- EXTRACT:
The existence of the Option shall not affect or restrict in
any way the right or power of the Board of Directors or the
shareholders of the Corporation to make or authorize any adjustment,
recapitalization, reorganization or other change in the Corporation's
capital structure or its business, any merger or consolidation of the
Corporation, any issue of securities ahead of or affecting the Common
Stock or the rights thereof, the dissolution or liquidation of the
Corporation or any sale or transfer of all or any part of its assets or
business or any other corporate act proceeding.
4.3 Stock Splits and Reverse Stock Splits. If at any time on
or after the date hereof the Corporation shall subdivide its
outstanding shares of Common Stock into a greater number of shares, the
Option Price in effect immediately prior to such subdivision shall
thereby be proportionately reduced and the number of shares receivable
upon exercise of the Option shall thereby be proportionately increased;
and, conversely, if at any time on or after the date hereof the
outstanding number of shares of Common Stock shall be combined into a
smaller number of shares, the Option Price in effect immediately prior
to such combination shall thereby be proportionately increased and the
number of shares receivable upon exercise of the Option shall hereby be
proportionately decreased.
4.4 De Minimis Adjustments to Option Price. No adjustment in
the Option Price shall be required unless such adjustment would require
any increase or decrease of at least one percent or more of the Option
Price; provided, however, that any adjustments which by reason of this
Section 4.4 are not required to be made shall be carried forward and
taken into account in any subsequent adjustment. All calculations under
this Section 3 shall be made to the nearest cent.

- PROBLEMS:
1. According to the option agreement excerpt, what happens to the Option Price when the Corporation subdivides its outstanding Common Stock into a greater number of shares?
2. Continue the option agreement excerpt from its last sentence.
The rows after this point are not needed.

- INFORMATION GIVEN:

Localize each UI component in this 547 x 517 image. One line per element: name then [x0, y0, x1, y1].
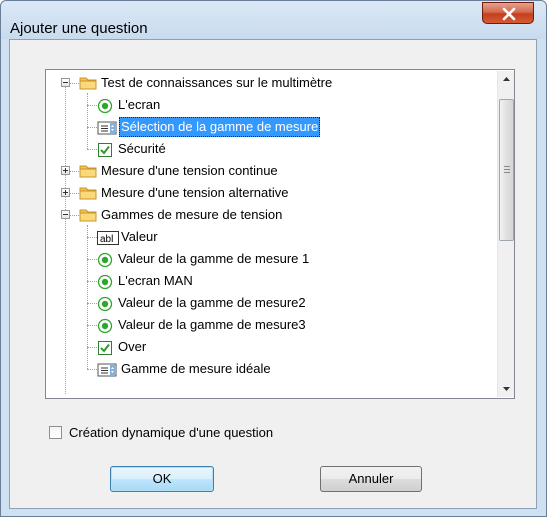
tree-item-label: Valeur de la gamme de mesure3 — [118, 317, 306, 332]
radio-icon — [97, 98, 113, 120]
tree-item-label: L'ecran MAN — [118, 273, 193, 288]
tree-item-row[interactable]: abl Valeur — [46, 227, 496, 247]
tree-folder-label: Mesure d'une tension continue — [101, 163, 278, 178]
ok-button[interactable]: OK — [110, 466, 214, 492]
scroll-up-button[interactable] — [498, 71, 514, 88]
arrow-down-icon — [503, 387, 510, 391]
arrow-up-icon — [503, 77, 510, 81]
checkbox-icon — [97, 340, 113, 362]
folder-icon — [79, 76, 97, 96]
tree-folder-row[interactable]: Test de connaissances sur le multimètre — [46, 73, 496, 93]
radio-icon — [97, 296, 113, 318]
scroll-thumb[interactable] — [499, 99, 514, 241]
scroll-down-button[interactable] — [498, 380, 514, 397]
expand-icon[interactable] — [61, 188, 70, 197]
close-icon — [502, 7, 516, 21]
tree-item-row[interactable]: Valeur de la gamme de mesure2 — [46, 293, 496, 313]
list-icon — [97, 362, 117, 384]
tree-folder-row[interactable]: Mesure d'une tension continue — [46, 161, 496, 181]
svg-text:abl: abl — [100, 234, 113, 245]
question-tree[interactable]: Gamme de mesure idéale Over Valeur de la g… — [45, 69, 515, 399]
tree-item-label: Gamme de mesure idéale — [121, 361, 271, 376]
collapse-icon[interactable] — [61, 210, 70, 219]
radio-icon — [97, 274, 113, 296]
folder-icon — [79, 164, 97, 184]
tree-item-row[interactable]: Sécurité — [46, 139, 496, 159]
tree-folder-label: Gammes de mesure de tension — [101, 207, 283, 222]
cancel-button[interactable]: Annuler — [320, 466, 422, 492]
tree-item-row[interactable]: Gamme de mesure idéale — [46, 359, 496, 379]
tree-item-label: Valeur — [121, 229, 158, 244]
tree-item-label: Over — [118, 339, 147, 354]
tree-item-row[interactable]: Valeur de la gamme de mesure 1 — [46, 249, 496, 269]
tree-item-label: Valeur de la gamme de mesure 1 — [118, 251, 310, 266]
textbox-icon: abl — [97, 230, 119, 252]
tree-folder-row[interactable]: Mesure d'une tension alternative — [46, 183, 496, 203]
dialog-body: Gamme de mesure idéale Over Valeur de la g… — [9, 39, 537, 509]
tree-item-label: Sécurité — [118, 141, 166, 156]
tree-item-row[interactable]: Over — [46, 337, 496, 357]
vertical-scrollbar[interactable] — [497, 71, 514, 397]
collapse-icon[interactable] — [61, 78, 70, 87]
tree-item-row[interactable]: L'ecran MAN — [46, 271, 496, 291]
tree-item-row[interactable]: L'ecran — [46, 95, 496, 115]
title-bar: Ajouter une question — [1, 1, 546, 39]
folder-icon — [79, 186, 97, 206]
tree-folder-row[interactable]: Gammes de mesure de tension — [46, 205, 496, 225]
dynamic-creation-label[interactable]: Création dynamique d'une question — [69, 425, 273, 440]
window-title: Ajouter une question — [10, 20, 148, 37]
expand-icon[interactable] — [61, 166, 70, 175]
dialog-window: Ajouter une question Gamme de mesure idé… — [0, 0, 547, 517]
folder-icon — [79, 208, 97, 228]
tree-folder-label: Test de connaissances sur le multimètre — [101, 75, 333, 90]
tree-item-row[interactable]: Sélection de la gamme de mesure — [46, 117, 496, 137]
tree-item-label: Sélection de la gamme de mesure — [119, 117, 321, 137]
tree-item-row[interactable]: Valeur de la gamme de mesure3 — [46, 315, 496, 335]
radio-icon — [97, 252, 113, 274]
dynamic-creation-checkbox[interactable] — [49, 426, 62, 439]
tree-item-label: Valeur de la gamme de mesure2 — [118, 295, 306, 310]
tree-folder-label: Mesure d'une tension alternative — [101, 185, 289, 200]
close-button[interactable] — [482, 2, 534, 24]
list-icon — [97, 120, 117, 142]
checkbox-icon — [97, 142, 113, 164]
tree-item-label: L'ecran — [118, 97, 161, 112]
radio-icon — [97, 318, 113, 340]
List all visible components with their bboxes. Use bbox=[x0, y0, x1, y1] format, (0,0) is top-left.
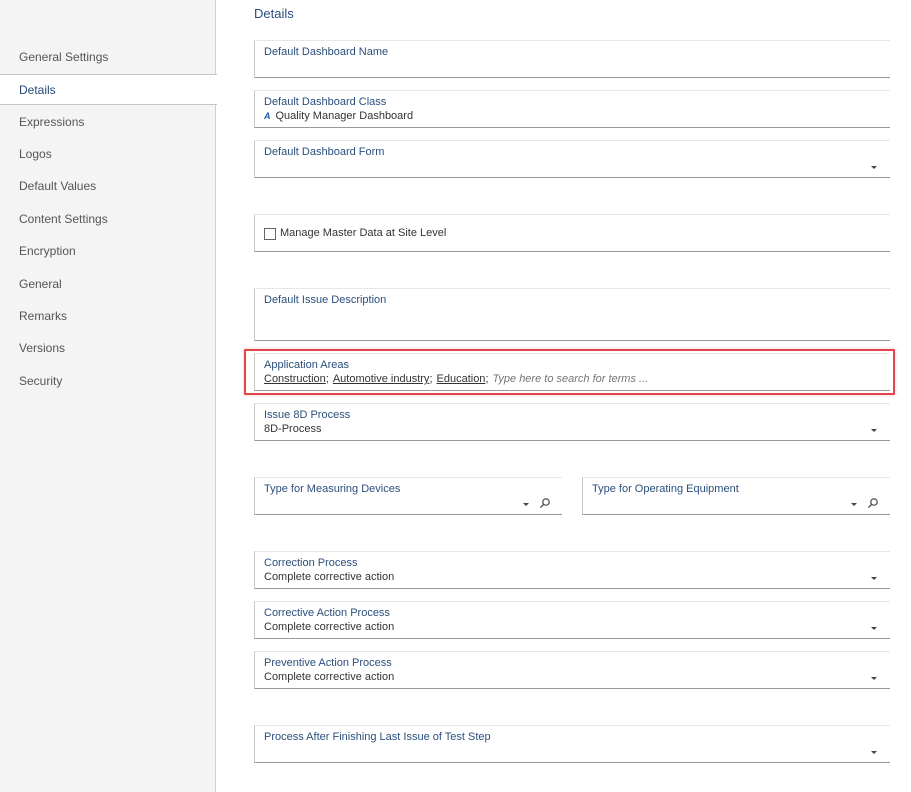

- THE REPLIES:
1. The Option Price is proportionately reduced.

2.
5. Certificate of Adjustment. Whenever the Option Price is adjusted, as
herein provided, the Corporation shall promptly deliver to Optionee a
certificate of an officer of the Corporation setting forth the Option Price
after such adjustment and setting forth a brief statement of the facts requiring
such adjustment.
6. No Other Adjustments. Except as provided in Section 4, no adjustment
will be made to the Option Price or the number or type of securities purchasable
upon the exercise hereof.
7. No Fractional Shares. No fractional shares of Common Stock will be
issued in connection with any exercise of the Option and any fractional shares
resulting from any adjustment hereunder shall be eliminated.
8. No Stockholder Rights. The Option shall not entitle Optionee to any
of the rights of a stockholder of the Corporation.
9. Reservation of Stock. The Corporation covenants that during the
period that the Option is exercisable, the Corporation will reserve from its
authorized and unissued Common Stock a sufficient number of shares to provide
for the issuance of Common Stock upon the exercise of the Option. The
Corporation agrees that its issuance of the Option shall constitute full
authority to its officers who are charged with the duty of executing stock
certificates to execute and issue the necessary certificates for shares of
Common Stock upon the exercise of the Option.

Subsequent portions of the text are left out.